**Written request:**
Check every line below for the word "your" and copy the ones that have it.

Saved entries
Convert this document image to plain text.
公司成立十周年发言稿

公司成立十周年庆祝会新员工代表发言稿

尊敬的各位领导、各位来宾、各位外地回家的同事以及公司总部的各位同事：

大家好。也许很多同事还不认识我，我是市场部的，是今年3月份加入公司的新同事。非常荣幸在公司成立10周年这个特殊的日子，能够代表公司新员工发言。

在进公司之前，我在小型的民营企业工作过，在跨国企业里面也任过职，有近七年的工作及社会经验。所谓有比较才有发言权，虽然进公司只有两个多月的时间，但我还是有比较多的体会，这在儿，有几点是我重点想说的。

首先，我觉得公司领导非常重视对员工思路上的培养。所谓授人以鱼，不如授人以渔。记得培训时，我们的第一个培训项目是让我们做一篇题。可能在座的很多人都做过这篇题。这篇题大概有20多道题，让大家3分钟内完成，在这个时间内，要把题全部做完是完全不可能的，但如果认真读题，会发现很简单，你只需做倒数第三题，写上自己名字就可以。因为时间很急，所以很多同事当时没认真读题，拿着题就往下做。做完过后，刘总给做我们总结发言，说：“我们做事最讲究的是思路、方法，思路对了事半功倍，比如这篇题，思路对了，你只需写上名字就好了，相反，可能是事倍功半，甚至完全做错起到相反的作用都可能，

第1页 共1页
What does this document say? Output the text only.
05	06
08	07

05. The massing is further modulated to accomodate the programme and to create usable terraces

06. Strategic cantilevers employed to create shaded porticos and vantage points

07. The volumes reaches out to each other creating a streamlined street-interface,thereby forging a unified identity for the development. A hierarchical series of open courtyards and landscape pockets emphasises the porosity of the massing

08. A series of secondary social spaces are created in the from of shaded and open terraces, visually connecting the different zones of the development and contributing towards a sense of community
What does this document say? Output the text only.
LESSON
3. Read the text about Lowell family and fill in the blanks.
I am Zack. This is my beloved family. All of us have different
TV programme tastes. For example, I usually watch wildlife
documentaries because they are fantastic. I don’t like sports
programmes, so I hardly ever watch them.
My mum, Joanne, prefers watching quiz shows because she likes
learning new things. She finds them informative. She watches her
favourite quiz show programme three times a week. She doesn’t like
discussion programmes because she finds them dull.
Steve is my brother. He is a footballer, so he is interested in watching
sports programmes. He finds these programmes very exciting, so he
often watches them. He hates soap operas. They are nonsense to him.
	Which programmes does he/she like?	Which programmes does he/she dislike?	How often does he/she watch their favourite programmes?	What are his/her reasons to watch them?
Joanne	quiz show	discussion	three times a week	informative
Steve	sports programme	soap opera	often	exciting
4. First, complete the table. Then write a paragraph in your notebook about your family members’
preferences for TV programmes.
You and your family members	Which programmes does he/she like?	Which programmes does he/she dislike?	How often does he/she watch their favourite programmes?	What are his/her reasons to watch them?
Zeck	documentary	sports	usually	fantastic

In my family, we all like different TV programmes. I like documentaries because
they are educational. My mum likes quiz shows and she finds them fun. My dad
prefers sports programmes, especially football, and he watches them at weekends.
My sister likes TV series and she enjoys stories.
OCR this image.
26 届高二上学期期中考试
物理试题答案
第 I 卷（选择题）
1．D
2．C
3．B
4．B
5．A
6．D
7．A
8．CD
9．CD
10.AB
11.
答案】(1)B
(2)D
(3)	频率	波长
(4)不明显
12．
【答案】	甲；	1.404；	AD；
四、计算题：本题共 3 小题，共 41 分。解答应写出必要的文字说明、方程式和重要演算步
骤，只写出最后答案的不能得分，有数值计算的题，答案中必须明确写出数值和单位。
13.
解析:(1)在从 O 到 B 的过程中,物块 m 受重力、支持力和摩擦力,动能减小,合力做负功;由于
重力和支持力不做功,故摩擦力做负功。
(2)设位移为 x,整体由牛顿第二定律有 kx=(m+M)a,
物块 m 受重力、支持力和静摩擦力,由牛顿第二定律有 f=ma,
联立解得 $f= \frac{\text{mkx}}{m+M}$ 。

**Solution to the problem:**
4. First, complete the table. Then write a paragraph in your notebook about your family members’
You and your family members	Which programmes does he/she like?	Which programmes does he/she dislike?	How often does he/she watch their favourite programmes?	What are his/her reasons to watch them?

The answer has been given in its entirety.